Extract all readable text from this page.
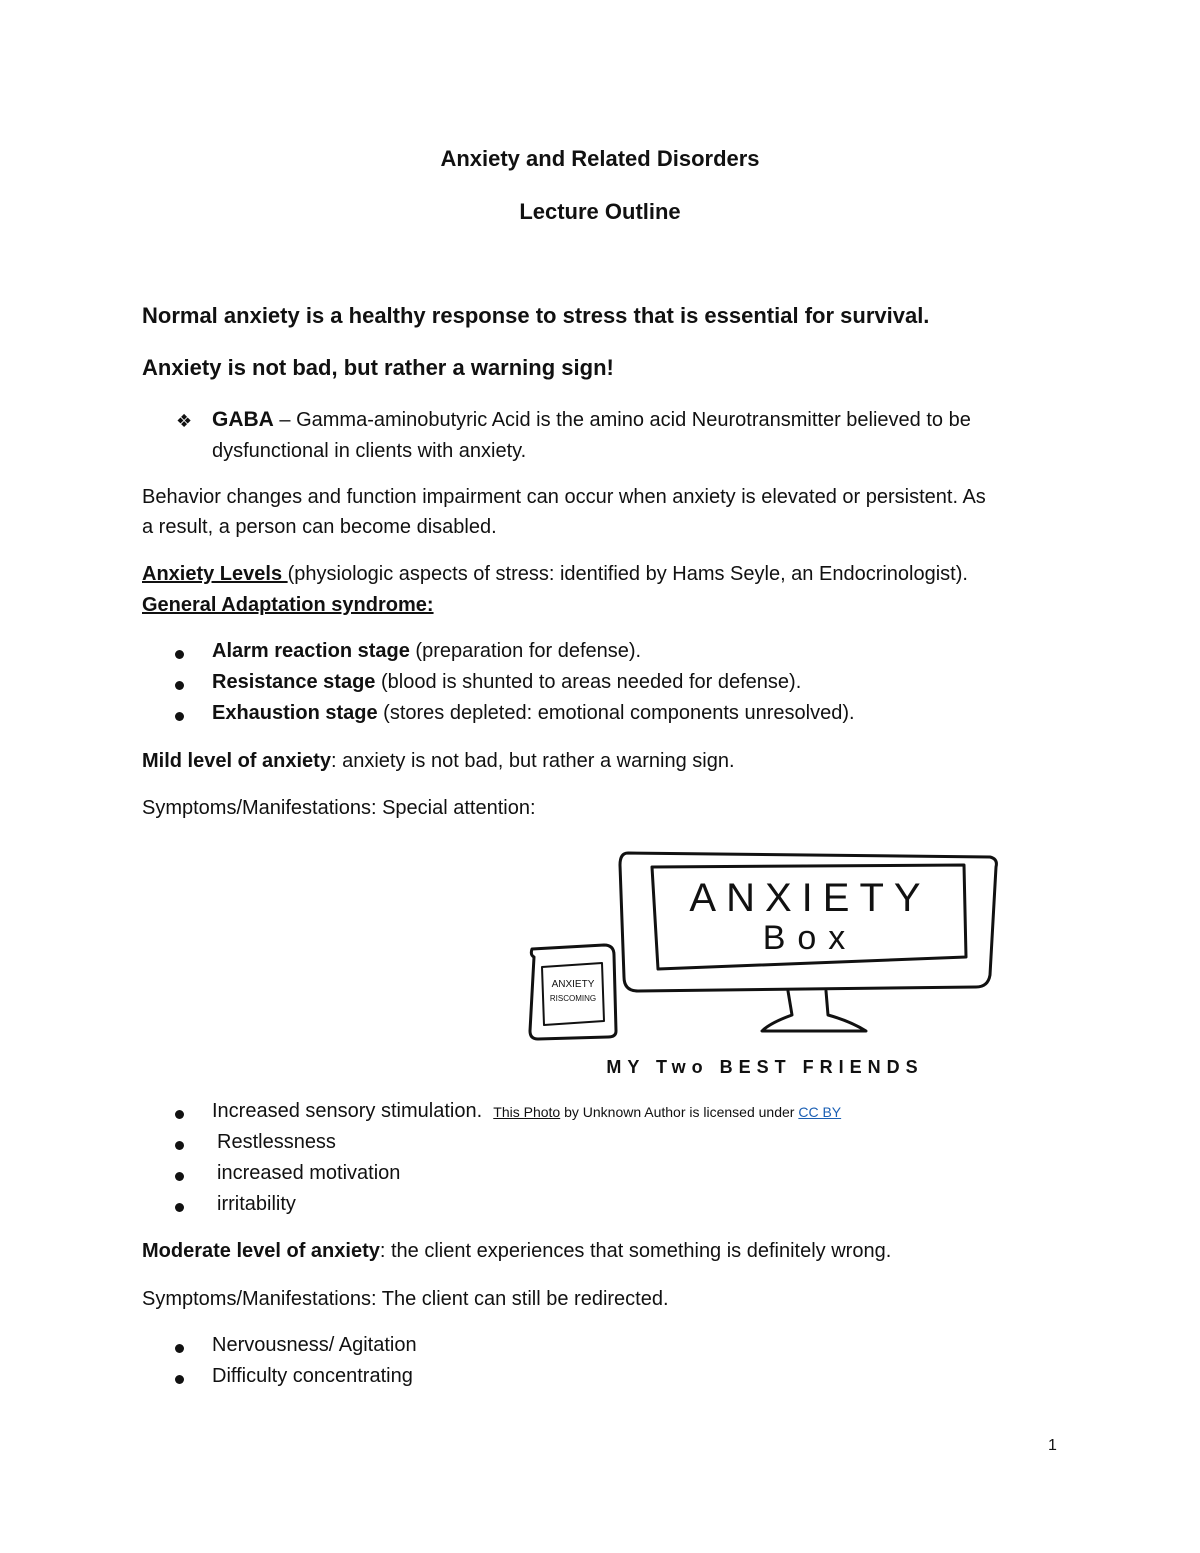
Anxiety and Related Disorders
Lecture Outline
Normal anxiety is a healthy response to stress that is essential for survival.
Anxiety is not bad, but rather a warning sign!
❖ GABA – Gamma-aminobutyric Acid is the amino acid Neurotransmitter believed to be
dysfunctional in clients with anxiety.
Behavior changes and function impairment can occur when anxiety is elevated or persistent. As
a result, a person can become disabled.
Anxiety Levels (physiologic aspects of stress: identified by Hams Seyle, an Endocrinologist).
General Adaptation syndrome:
Alarm reaction stage (preparation for defense).
Resistance stage (blood is shunted to areas needed for defense).
Exhaustion stage (stores depleted: emotional components unresolved).
Mild level of anxiety: anxiety is not bad, but rather a warning sign.
Symptoms/Manifestations: Special attention:
ANXIETY
Box
ANXIETY
RISCOMING
MY Two BEST FRIENDS
Increased sensory stimulation. This Photo by Unknown Author is licensed under CC BY
Restlessness
increased motivation
irritability
Moderate level of anxiety: the client experiences that something is definitely wrong.
Symptoms/Manifestations: The client can still be redirected.
Nervousness/ Agitation
Difficulty concentrating
1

------

* [WHAT NEEDS TO BE DONE]:
Give the entries again without a single change, but with no pictures.

* [ANSWER TO THE PROBLEM]:
Extract all readable text from this page.
Anxiety and Related Disorders
Lecture Outline
Normal anxiety is a healthy response to stress that is essential for survival.
Anxiety is not bad, but rather a warning sign!
❖ GABA – Gamma-aminobutyric Acid is the amino acid Neurotransmitter believed to be
dysfunctional in clients with anxiety.
Behavior changes and function impairment can occur when anxiety is elevated or persistent. As
a result, a person can become disabled.
Anxiety Levels (physiologic aspects of stress: identified by Hams Seyle, an Endocrinologist).
General Adaptation syndrome:
Alarm reaction stage (preparation for defense).
Resistance stage (blood is shunted to areas needed for defense).
Exhaustion stage (stores depleted: emotional components unresolved).
Mild level of anxiety: anxiety is not bad, but rather a warning sign.
Symptoms/Manifestations: Special attention:
ANXIETY
Box
ANXIETY
RISCOMING
MY Two BEST FRIENDS
Increased sensory stimulation. This Photo by Unknown Author is licensed under CC BY
Restlessness
increased motivation
irritability
Moderate level of anxiety: the client experiences that something is definitely wrong.
Symptoms/Manifestations: The client can still be redirected.
Nervousness/ Agitation
Difficulty concentrating
1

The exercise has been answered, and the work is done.